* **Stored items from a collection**
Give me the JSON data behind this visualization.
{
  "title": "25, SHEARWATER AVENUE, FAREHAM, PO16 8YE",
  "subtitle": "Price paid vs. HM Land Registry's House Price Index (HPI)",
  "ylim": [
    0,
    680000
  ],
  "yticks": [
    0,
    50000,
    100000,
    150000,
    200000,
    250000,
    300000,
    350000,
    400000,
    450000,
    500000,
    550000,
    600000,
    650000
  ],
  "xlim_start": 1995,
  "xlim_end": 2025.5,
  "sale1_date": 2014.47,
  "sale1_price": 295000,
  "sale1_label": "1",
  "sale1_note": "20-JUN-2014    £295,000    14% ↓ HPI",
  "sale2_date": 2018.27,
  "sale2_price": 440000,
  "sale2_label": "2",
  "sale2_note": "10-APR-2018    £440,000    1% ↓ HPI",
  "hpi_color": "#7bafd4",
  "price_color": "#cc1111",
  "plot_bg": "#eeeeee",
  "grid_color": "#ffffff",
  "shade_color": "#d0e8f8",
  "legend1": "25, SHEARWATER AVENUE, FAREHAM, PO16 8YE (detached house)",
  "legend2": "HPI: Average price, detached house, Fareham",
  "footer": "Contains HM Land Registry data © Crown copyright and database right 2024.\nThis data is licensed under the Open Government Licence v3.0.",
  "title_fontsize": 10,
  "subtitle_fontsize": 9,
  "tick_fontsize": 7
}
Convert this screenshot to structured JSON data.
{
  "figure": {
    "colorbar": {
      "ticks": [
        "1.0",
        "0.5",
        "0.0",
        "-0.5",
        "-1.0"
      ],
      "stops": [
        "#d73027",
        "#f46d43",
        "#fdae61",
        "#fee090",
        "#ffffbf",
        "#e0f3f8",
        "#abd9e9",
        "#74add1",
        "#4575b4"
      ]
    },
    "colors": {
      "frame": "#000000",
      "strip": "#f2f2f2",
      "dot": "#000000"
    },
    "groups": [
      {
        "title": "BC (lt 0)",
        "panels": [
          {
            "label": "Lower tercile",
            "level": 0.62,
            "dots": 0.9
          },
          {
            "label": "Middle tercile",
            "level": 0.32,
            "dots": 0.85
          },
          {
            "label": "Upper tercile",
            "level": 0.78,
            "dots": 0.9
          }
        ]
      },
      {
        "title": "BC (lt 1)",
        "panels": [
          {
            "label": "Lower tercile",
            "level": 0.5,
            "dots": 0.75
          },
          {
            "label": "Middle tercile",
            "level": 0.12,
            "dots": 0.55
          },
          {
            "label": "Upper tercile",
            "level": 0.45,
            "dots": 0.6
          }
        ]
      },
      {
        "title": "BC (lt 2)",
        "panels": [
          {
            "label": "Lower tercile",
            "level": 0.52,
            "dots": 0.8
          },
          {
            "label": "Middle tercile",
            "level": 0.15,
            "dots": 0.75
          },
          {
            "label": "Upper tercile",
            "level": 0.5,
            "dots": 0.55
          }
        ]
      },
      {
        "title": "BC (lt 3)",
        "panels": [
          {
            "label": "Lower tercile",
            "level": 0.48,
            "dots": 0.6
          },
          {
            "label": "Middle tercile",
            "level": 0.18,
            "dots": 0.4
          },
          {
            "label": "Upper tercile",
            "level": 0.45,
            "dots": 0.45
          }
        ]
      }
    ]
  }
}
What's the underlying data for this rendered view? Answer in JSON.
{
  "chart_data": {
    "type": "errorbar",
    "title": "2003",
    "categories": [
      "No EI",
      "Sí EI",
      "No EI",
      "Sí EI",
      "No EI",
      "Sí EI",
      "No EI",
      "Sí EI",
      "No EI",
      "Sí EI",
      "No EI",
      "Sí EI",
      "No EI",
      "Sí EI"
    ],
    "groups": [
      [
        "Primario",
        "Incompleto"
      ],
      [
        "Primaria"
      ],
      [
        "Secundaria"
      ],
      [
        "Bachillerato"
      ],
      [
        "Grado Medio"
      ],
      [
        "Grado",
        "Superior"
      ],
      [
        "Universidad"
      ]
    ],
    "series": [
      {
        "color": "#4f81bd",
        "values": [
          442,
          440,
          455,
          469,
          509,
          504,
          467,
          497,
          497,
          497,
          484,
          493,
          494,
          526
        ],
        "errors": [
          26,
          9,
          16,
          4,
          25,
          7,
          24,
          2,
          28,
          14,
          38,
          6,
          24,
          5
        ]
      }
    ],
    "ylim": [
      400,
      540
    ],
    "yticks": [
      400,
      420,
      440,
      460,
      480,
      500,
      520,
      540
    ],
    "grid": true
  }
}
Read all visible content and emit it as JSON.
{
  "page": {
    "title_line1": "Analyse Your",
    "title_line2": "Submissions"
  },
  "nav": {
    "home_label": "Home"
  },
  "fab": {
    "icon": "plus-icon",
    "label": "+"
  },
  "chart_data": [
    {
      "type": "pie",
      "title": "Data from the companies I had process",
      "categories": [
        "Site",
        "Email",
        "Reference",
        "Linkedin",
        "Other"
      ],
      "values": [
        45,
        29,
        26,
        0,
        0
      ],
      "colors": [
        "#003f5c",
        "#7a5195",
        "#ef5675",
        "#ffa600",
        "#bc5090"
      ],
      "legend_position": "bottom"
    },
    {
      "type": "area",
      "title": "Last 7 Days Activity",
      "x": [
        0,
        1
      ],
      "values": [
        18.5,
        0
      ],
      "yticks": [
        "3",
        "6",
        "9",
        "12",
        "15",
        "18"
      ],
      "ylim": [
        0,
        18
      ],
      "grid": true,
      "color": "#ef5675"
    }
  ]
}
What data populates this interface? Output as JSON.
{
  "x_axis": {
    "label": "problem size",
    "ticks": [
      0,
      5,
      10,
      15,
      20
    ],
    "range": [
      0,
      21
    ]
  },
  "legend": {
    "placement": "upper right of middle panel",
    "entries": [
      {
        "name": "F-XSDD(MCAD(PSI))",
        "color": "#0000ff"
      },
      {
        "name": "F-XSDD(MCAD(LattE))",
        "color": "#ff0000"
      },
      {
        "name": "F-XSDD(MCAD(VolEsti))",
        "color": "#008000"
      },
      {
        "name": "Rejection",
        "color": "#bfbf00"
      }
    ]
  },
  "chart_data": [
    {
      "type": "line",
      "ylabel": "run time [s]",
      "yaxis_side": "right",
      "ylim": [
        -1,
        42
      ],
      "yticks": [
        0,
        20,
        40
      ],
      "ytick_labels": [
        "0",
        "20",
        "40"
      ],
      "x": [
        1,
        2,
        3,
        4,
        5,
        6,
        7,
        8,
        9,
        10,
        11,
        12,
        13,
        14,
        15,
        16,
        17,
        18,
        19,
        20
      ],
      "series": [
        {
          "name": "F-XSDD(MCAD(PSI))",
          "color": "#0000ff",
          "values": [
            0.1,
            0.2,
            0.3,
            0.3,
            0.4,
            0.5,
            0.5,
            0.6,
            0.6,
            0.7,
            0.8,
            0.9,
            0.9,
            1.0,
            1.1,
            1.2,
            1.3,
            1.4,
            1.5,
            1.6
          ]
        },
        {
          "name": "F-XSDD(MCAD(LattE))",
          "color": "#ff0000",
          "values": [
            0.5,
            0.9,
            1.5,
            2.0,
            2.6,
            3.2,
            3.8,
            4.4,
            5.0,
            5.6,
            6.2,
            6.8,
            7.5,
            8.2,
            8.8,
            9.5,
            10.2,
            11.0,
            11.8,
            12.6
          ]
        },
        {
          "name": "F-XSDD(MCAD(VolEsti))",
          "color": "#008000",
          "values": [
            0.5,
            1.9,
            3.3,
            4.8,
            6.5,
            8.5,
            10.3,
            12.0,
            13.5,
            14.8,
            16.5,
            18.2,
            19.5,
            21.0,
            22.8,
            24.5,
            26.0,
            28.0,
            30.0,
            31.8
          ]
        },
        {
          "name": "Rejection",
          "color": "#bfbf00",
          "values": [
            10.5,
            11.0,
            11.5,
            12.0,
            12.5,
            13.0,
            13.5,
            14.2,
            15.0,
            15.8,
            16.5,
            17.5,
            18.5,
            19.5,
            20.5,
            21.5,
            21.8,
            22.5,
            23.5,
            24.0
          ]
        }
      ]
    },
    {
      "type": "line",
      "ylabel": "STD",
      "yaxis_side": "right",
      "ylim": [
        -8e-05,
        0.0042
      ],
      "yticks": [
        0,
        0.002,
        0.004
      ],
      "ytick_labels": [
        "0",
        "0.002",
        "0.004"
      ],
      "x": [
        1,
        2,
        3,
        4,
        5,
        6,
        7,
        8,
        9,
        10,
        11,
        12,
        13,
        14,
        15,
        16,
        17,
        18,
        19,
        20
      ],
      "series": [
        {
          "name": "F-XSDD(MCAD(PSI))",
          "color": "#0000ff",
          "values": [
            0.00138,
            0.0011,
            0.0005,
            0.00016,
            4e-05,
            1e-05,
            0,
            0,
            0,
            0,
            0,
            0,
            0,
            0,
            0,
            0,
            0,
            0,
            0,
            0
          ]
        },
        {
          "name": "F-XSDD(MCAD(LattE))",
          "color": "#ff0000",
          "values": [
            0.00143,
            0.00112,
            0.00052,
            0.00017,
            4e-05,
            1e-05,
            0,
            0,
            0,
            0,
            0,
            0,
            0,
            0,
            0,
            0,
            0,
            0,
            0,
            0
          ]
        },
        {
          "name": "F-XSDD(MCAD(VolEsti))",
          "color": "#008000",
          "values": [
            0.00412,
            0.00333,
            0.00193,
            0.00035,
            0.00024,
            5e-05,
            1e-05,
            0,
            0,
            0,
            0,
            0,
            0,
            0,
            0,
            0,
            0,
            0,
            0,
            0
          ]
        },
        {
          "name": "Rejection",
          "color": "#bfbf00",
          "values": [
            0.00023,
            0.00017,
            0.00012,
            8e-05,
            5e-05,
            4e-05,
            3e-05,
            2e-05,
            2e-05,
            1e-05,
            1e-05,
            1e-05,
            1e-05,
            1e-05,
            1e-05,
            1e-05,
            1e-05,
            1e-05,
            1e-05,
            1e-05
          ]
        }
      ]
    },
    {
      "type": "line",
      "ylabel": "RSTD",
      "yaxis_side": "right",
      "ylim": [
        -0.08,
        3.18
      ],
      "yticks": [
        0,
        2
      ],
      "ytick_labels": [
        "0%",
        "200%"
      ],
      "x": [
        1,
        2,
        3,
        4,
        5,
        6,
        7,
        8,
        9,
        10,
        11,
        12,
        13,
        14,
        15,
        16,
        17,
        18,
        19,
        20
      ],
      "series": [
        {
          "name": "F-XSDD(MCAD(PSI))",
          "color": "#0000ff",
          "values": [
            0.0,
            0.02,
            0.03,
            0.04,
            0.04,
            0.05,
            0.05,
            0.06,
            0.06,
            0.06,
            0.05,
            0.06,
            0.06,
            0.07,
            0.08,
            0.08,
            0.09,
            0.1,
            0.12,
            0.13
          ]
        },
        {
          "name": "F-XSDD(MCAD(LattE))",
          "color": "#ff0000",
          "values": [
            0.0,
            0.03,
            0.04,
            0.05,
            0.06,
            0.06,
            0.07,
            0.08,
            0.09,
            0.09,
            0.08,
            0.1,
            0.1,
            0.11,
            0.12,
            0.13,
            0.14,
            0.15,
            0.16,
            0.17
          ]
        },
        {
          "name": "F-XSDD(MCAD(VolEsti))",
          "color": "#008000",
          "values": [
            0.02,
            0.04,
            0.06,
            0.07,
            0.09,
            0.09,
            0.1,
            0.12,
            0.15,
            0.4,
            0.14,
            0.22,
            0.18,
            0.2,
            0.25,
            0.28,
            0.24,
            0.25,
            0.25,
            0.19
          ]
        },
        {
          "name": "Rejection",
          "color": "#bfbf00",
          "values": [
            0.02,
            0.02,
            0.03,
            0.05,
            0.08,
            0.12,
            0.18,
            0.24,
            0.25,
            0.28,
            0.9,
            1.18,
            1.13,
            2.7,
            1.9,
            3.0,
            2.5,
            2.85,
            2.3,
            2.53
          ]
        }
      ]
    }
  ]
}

* **Work to complete**
From the material above, copy each line that includes the word "What".

* **Solved exercise**
What's the underlying data for this rendered view? Answer in JSON.
What data populates this interface? Output as JSON.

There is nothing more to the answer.